Find the lines holding the word "JSON" and collect them.

<<<<

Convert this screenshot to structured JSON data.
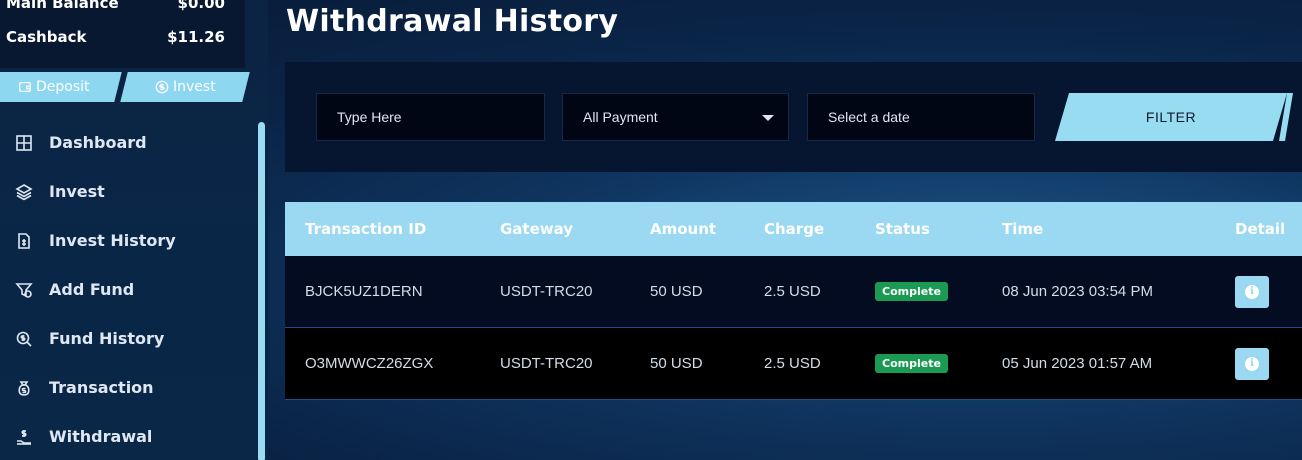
{
  "balances": {
    "main_label": "Main Balance",
    "main_value": "$0.00",
    "cashback_label": "Cashback",
    "cashback_value": "$11.26"
  },
  "quick_actions": {
    "deposit_label": "Deposit",
    "invest_label": "Invest"
  },
  "sidebar": {
    "items": [
      {
        "label": "Dashboard",
        "icon": "grid-icon"
      },
      {
        "label": "Invest",
        "icon": "layers-icon"
      },
      {
        "label": "Invest History",
        "icon": "document-icon"
      },
      {
        "label": "Add Fund",
        "icon": "add-fund-icon"
      },
      {
        "label": "Fund History",
        "icon": "search-dollar-icon"
      },
      {
        "label": "Transaction",
        "icon": "money-bag-icon"
      },
      {
        "label": "Withdrawal",
        "icon": "hand-money-icon"
      }
    ]
  },
  "page": {
    "title": "Withdrawal History"
  },
  "filters": {
    "search_placeholder": "Type Here",
    "payment_selected": "All Payment",
    "date_placeholder": "Select a date",
    "filter_label": "FILTER"
  },
  "table": {
    "headers": [
      "Transaction ID",
      "Gateway",
      "Amount",
      "Charge",
      "Status",
      "Time",
      "Detail"
    ],
    "rows": [
      {
        "id": "BJCK5UZ1DERN",
        "gateway": "USDT-TRC20",
        "amount": "50 USD",
        "charge": "2.5 USD",
        "status": "Complete",
        "time": "08 Jun 2023 03:54 PM"
      },
      {
        "id": "O3MWWCZ26ZGX",
        "gateway": "USDT-TRC20",
        "amount": "50 USD",
        "charge": "2.5 USD",
        "status": "Complete",
        "time": "05 Jun 2023 01:57 AM"
      }
    ]
  },
  "colors": {
    "accent": "#9ad9f1",
    "status_complete": "#1a9a52"
  }
}
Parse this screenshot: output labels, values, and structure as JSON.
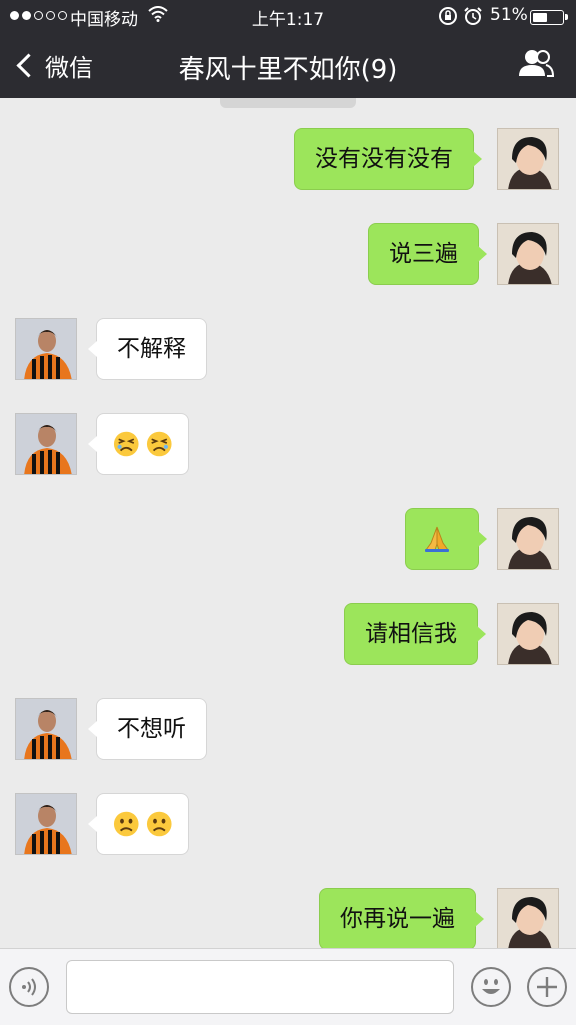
{
  "status_bar": {
    "carrier": "中国移动",
    "time": "上午1:17",
    "battery_percent": "51%",
    "signal_bars": 2,
    "battery_level": 0.51
  },
  "nav": {
    "back_label": "微信",
    "title": "春风十里不如你(9)"
  },
  "messages": [
    {
      "side": "out",
      "text": "没有没有没有"
    },
    {
      "side": "out",
      "text": "说三遍"
    },
    {
      "side": "in",
      "text": "不解释"
    },
    {
      "side": "in",
      "emoji": [
        "persevering-face",
        "persevering-face"
      ]
    },
    {
      "side": "out",
      "emoji": [
        "folded-hands"
      ]
    },
    {
      "side": "out",
      "text": "请相信我"
    },
    {
      "side": "in",
      "text": "不想听"
    },
    {
      "side": "in",
      "emoji": [
        "frowning-face",
        "frowning-face"
      ]
    },
    {
      "side": "out",
      "text": "你再说一遍"
    }
  ],
  "input_bar": {
    "text_value": ""
  },
  "colors": {
    "header_bg": "#2c2c31",
    "chat_bg": "#ebebeb",
    "outgoing_bubble": "#9ce55b",
    "incoming_bubble": "#ffffff"
  }
}
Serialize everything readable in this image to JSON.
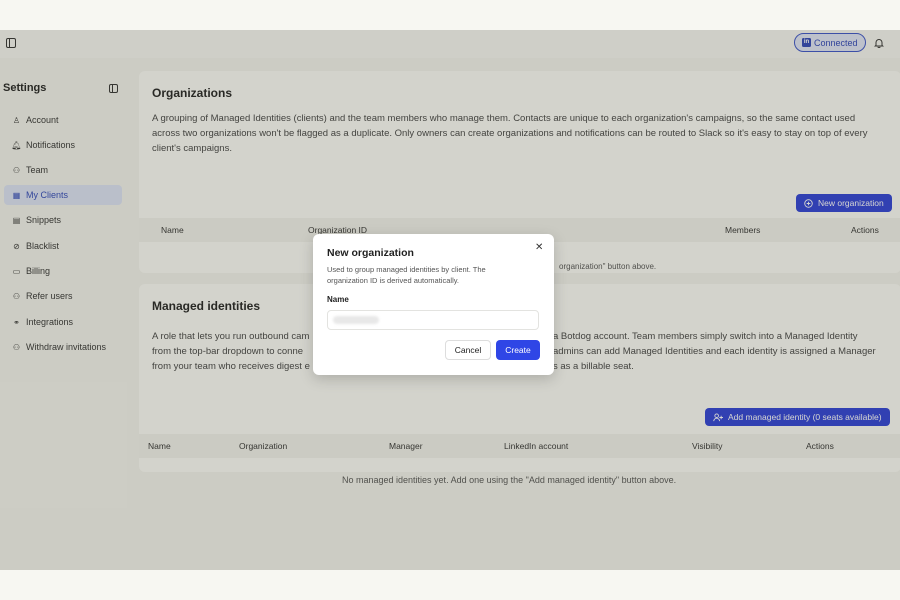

>>>>

_RESPONSE TO THE TASK_
Convert this screenshot to structured JSON data.
Parse this screenshot: output labels, values, and structure as JSON.
Serialize everything readable in this image to JSON.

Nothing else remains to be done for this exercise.